# Data entries
----
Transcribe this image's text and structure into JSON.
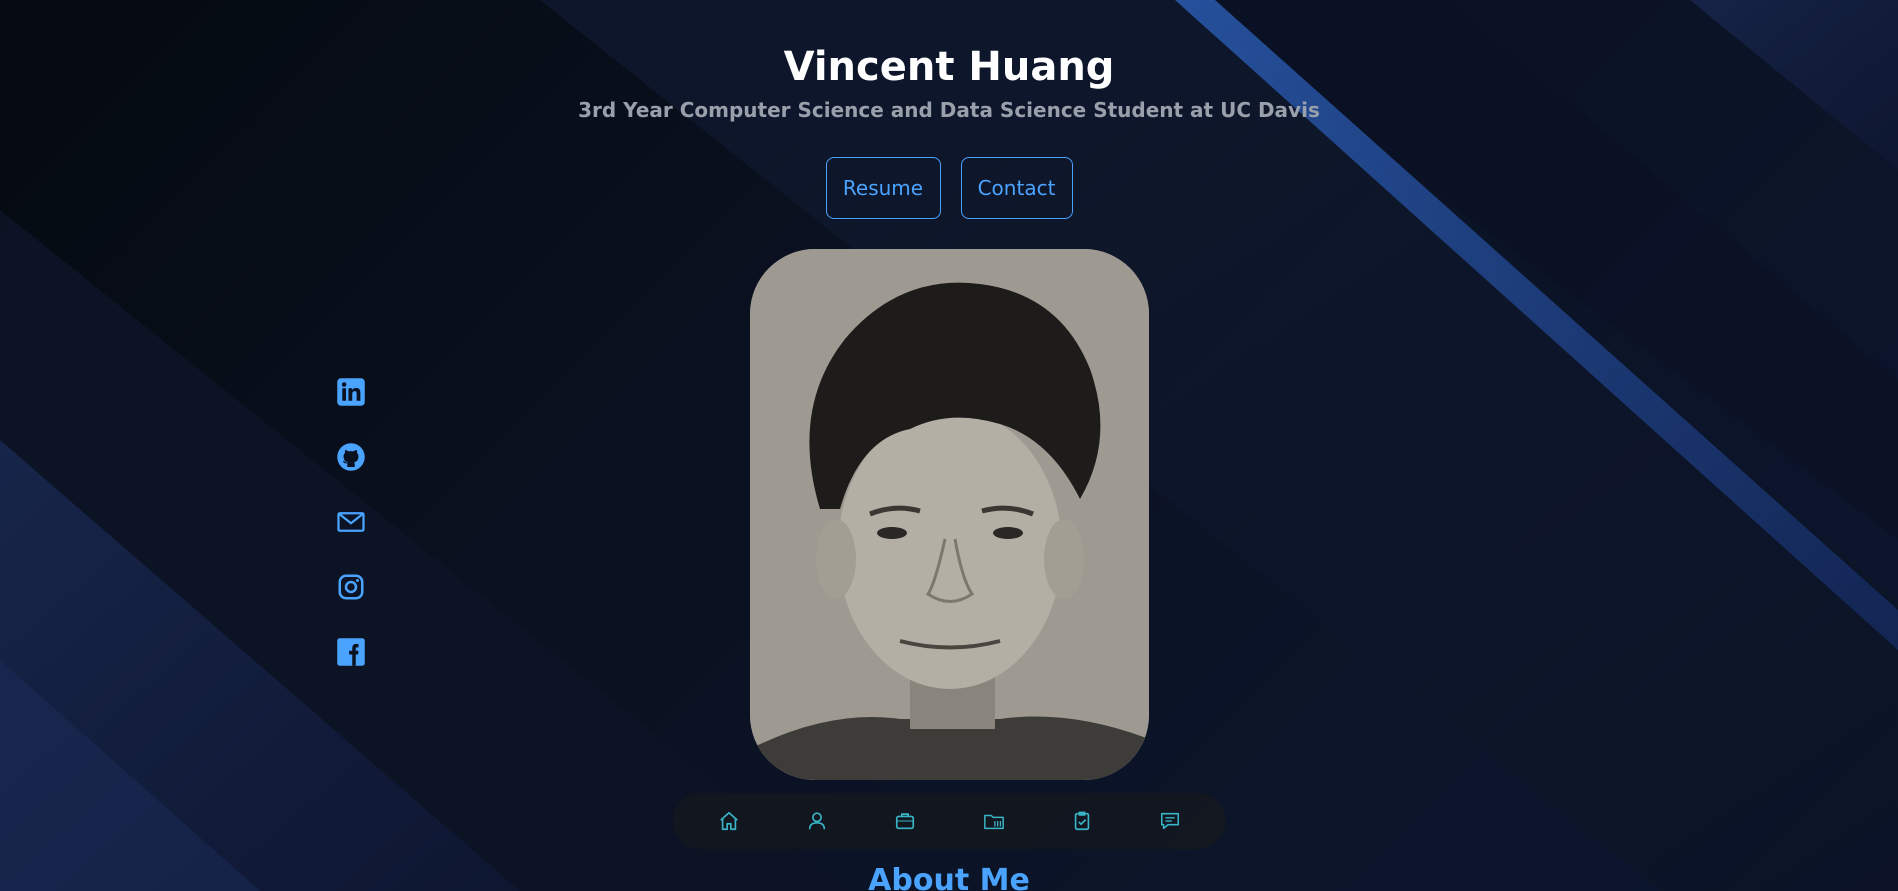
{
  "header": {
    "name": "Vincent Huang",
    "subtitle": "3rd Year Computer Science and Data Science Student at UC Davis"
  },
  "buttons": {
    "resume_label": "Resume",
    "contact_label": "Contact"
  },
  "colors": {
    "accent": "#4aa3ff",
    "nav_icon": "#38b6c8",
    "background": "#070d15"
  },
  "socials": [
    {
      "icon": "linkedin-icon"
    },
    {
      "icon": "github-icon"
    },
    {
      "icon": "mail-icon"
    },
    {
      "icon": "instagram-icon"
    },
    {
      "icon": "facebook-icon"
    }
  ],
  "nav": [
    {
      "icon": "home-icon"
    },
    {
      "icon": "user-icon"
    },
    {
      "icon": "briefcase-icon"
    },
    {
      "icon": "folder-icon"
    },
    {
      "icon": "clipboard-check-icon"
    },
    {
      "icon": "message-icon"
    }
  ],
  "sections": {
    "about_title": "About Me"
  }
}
----
# Written task
Strip out the pictures and quote the remaining data word for word.

# Response to this exercise
Transcribe this image's text and structure into JSON.
{
  "header": {
    "name": "Vincent Huang",
    "subtitle": "3rd Year Computer Science and Data Science Student at UC Davis"
  },
  "buttons": {
    "resume_label": "Resume",
    "contact_label": "Contact"
  },
  "colors": {
    "accent": "#4aa3ff",
    "nav_icon": "#38b6c8",
    "background": "#070d15"
  },
  "socials": [
    {
      "icon": "linkedin-icon"
    },
    {
      "icon": "github-icon"
    },
    {
      "icon": "mail-icon"
    },
    {
      "icon": "instagram-icon"
    },
    {
      "icon": "facebook-icon"
    }
  ],
  "nav": [
    {
      "icon": "home-icon"
    },
    {
      "icon": "user-icon"
    },
    {
      "icon": "briefcase-icon"
    },
    {
      "icon": "folder-icon"
    },
    {
      "icon": "clipboard-check-icon"
    },
    {
      "icon": "message-icon"
    }
  ],
  "sections": {
    "about_title": "About Me"
  }
}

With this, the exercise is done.